WHAT THE EXERCISE ASKS: Make an exact copy of the records, dropping all pictures.

··········

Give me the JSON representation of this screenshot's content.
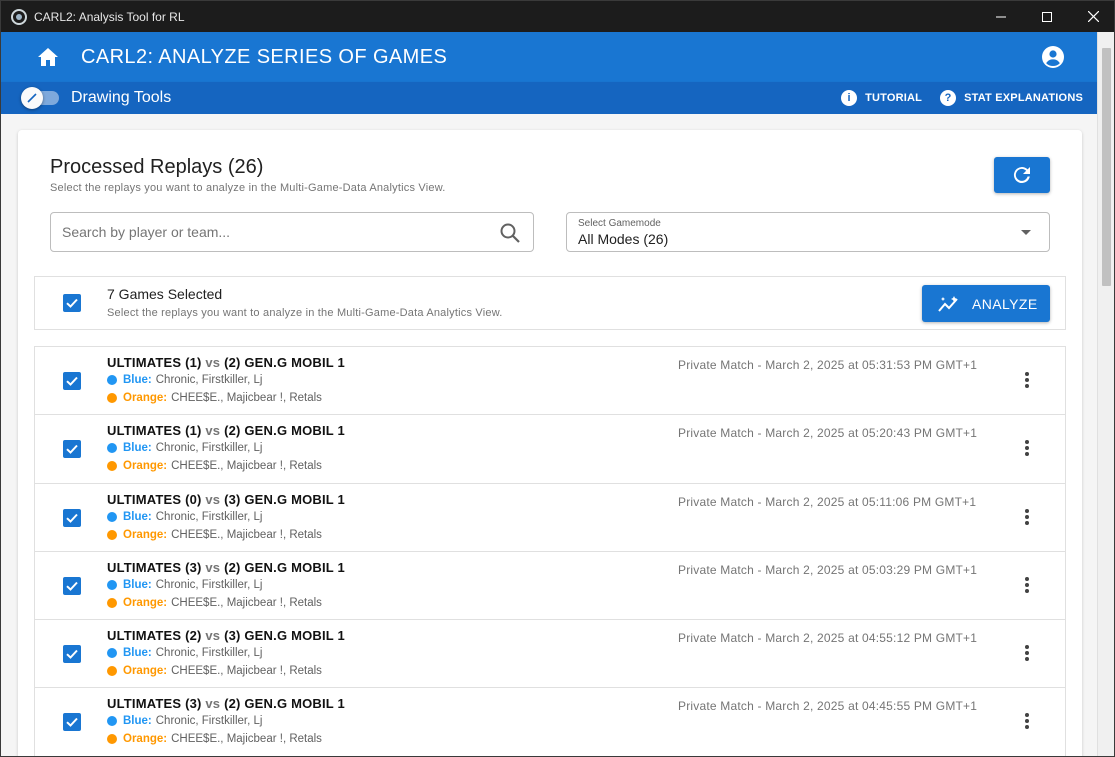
{
  "window": {
    "title": "CARL2: Analysis Tool for RL"
  },
  "appbar": {
    "title": "CARL2: ANALYZE SERIES OF GAMES"
  },
  "toolbar": {
    "drawing_tools_label": "Drawing Tools",
    "drawing_tools_enabled": false,
    "tutorial_label": "TUTORIAL",
    "stat_explanations_label": "STAT EXPLANATIONS"
  },
  "colors": {
    "primary": "#1976d2",
    "primary_dark": "#1565c0",
    "blue_team": "#2196f3",
    "orange_team": "#ff9800"
  },
  "card": {
    "title": "Processed Replays (26)",
    "subtitle": "Select the replays you want to analyze in the Multi-Game-Data Analytics View.",
    "search_placeholder": "Search by player or team...",
    "gamemode_label": "Select Gamemode",
    "gamemode_value": "All Modes (26)"
  },
  "selection": {
    "count_label": "7 Games Selected",
    "hint": "Select the replays you want to analyze in the Multi-Game-Data Analytics View.",
    "analyze_label": "ANALYZE"
  },
  "replays": [
    {
      "team1": "ULTIMATES (1)",
      "vs": "vs",
      "team2": "(2) GEN.G MOBIL 1",
      "blue_label": "Blue:",
      "blue_players": "Chronic, Firstkiller, Lj",
      "orange_label": "Orange:",
      "orange_players": "CHEE$E., Majicbear !, Retals",
      "meta": "Private Match - March 2, 2025 at 05:31:53 PM GMT+1",
      "selected": true
    },
    {
      "team1": "ULTIMATES (1)",
      "vs": "vs",
      "team2": "(2) GEN.G MOBIL 1",
      "blue_label": "Blue:",
      "blue_players": "Chronic, Firstkiller, Lj",
      "orange_label": "Orange:",
      "orange_players": "CHEE$E., Majicbear !, Retals",
      "meta": "Private Match - March 2, 2025 at 05:20:43 PM GMT+1",
      "selected": true
    },
    {
      "team1": "ULTIMATES (0)",
      "vs": "vs",
      "team2": "(3) GEN.G MOBIL 1",
      "blue_label": "Blue:",
      "blue_players": "Chronic, Firstkiller, Lj",
      "orange_label": "Orange:",
      "orange_players": "CHEE$E., Majicbear !, Retals",
      "meta": "Private Match - March 2, 2025 at 05:11:06 PM GMT+1",
      "selected": true
    },
    {
      "team1": "ULTIMATES (3)",
      "vs": "vs",
      "team2": "(2) GEN.G MOBIL 1",
      "blue_label": "Blue:",
      "blue_players": "Chronic, Firstkiller, Lj",
      "orange_label": "Orange:",
      "orange_players": "CHEE$E., Majicbear !, Retals",
      "meta": "Private Match - March 2, 2025 at 05:03:29 PM GMT+1",
      "selected": true
    },
    {
      "team1": "ULTIMATES (2)",
      "vs": "vs",
      "team2": "(3) GEN.G MOBIL 1",
      "blue_label": "Blue:",
      "blue_players": "Chronic, Firstkiller, Lj",
      "orange_label": "Orange:",
      "orange_players": "CHEE$E., Majicbear !, Retals",
      "meta": "Private Match - March 2, 2025 at 04:55:12 PM GMT+1",
      "selected": true
    },
    {
      "team1": "ULTIMATES (3)",
      "vs": "vs",
      "team2": "(2) GEN.G MOBIL 1",
      "blue_label": "Blue:",
      "blue_players": "Chronic, Firstkiller, Lj",
      "orange_label": "Orange:",
      "orange_players": "CHEE$E., Majicbear !, Retals",
      "meta": "Private Match - March 2, 2025 at 04:45:55 PM GMT+1",
      "selected": true
    }
  ]
}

··········

THE COMPLETED TASK:
Give me the JSON representation of this screenshot's content.
{
  "window": {
    "title": "CARL2: Analysis Tool for RL"
  },
  "appbar": {
    "title": "CARL2: ANALYZE SERIES OF GAMES"
  },
  "toolbar": {
    "drawing_tools_label": "Drawing Tools",
    "drawing_tools_enabled": false,
    "tutorial_label": "TUTORIAL",
    "stat_explanations_label": "STAT EXPLANATIONS"
  },
  "colors": {
    "primary": "#1976d2",
    "primary_dark": "#1565c0",
    "blue_team": "#2196f3",
    "orange_team": "#ff9800"
  },
  "card": {
    "title": "Processed Replays (26)",
    "subtitle": "Select the replays you want to analyze in the Multi-Game-Data Analytics View.",
    "search_placeholder": "Search by player or team...",
    "gamemode_label": "Select Gamemode",
    "gamemode_value": "All Modes (26)"
  },
  "selection": {
    "count_label": "7 Games Selected",
    "hint": "Select the replays you want to analyze in the Multi-Game-Data Analytics View.",
    "analyze_label": "ANALYZE"
  },
  "replays": [
    {
      "team1": "ULTIMATES (1)",
      "vs": "vs",
      "team2": "(2) GEN.G MOBIL 1",
      "blue_label": "Blue:",
      "blue_players": "Chronic, Firstkiller, Lj",
      "orange_label": "Orange:",
      "orange_players": "CHEE$E., Majicbear !, Retals",
      "meta": "Private Match - March 2, 2025 at 05:31:53 PM GMT+1",
      "selected": true
    },
    {
      "team1": "ULTIMATES (1)",
      "vs": "vs",
      "team2": "(2) GEN.G MOBIL 1",
      "blue_label": "Blue:",
      "blue_players": "Chronic, Firstkiller, Lj",
      "orange_label": "Orange:",
      "orange_players": "CHEE$E., Majicbear !, Retals",
      "meta": "Private Match - March 2, 2025 at 05:20:43 PM GMT+1",
      "selected": true
    },
    {
      "team1": "ULTIMATES (0)",
      "vs": "vs",
      "team2": "(3) GEN.G MOBIL 1",
      "blue_label": "Blue:",
      "blue_players": "Chronic, Firstkiller, Lj",
      "orange_label": "Orange:",
      "orange_players": "CHEE$E., Majicbear !, Retals",
      "meta": "Private Match - March 2, 2025 at 05:11:06 PM GMT+1",
      "selected": true
    },
    {
      "team1": "ULTIMATES (3)",
      "vs": "vs",
      "team2": "(2) GEN.G MOBIL 1",
      "blue_label": "Blue:",
      "blue_players": "Chronic, Firstkiller, Lj",
      "orange_label": "Orange:",
      "orange_players": "CHEE$E., Majicbear !, Retals",
      "meta": "Private Match - March 2, 2025 at 05:03:29 PM GMT+1",
      "selected": true
    },
    {
      "team1": "ULTIMATES (2)",
      "vs": "vs",
      "team2": "(3) GEN.G MOBIL 1",
      "blue_label": "Blue:",
      "blue_players": "Chronic, Firstkiller, Lj",
      "orange_label": "Orange:",
      "orange_players": "CHEE$E., Majicbear !, Retals",
      "meta": "Private Match - March 2, 2025 at 04:55:12 PM GMT+1",
      "selected": true
    },
    {
      "team1": "ULTIMATES (3)",
      "vs": "vs",
      "team2": "(2) GEN.G MOBIL 1",
      "blue_label": "Blue:",
      "blue_players": "Chronic, Firstkiller, Lj",
      "orange_label": "Orange:",
      "orange_players": "CHEE$E., Majicbear !, Retals",
      "meta": "Private Match - March 2, 2025 at 04:45:55 PM GMT+1",
      "selected": true
    }
  ]
}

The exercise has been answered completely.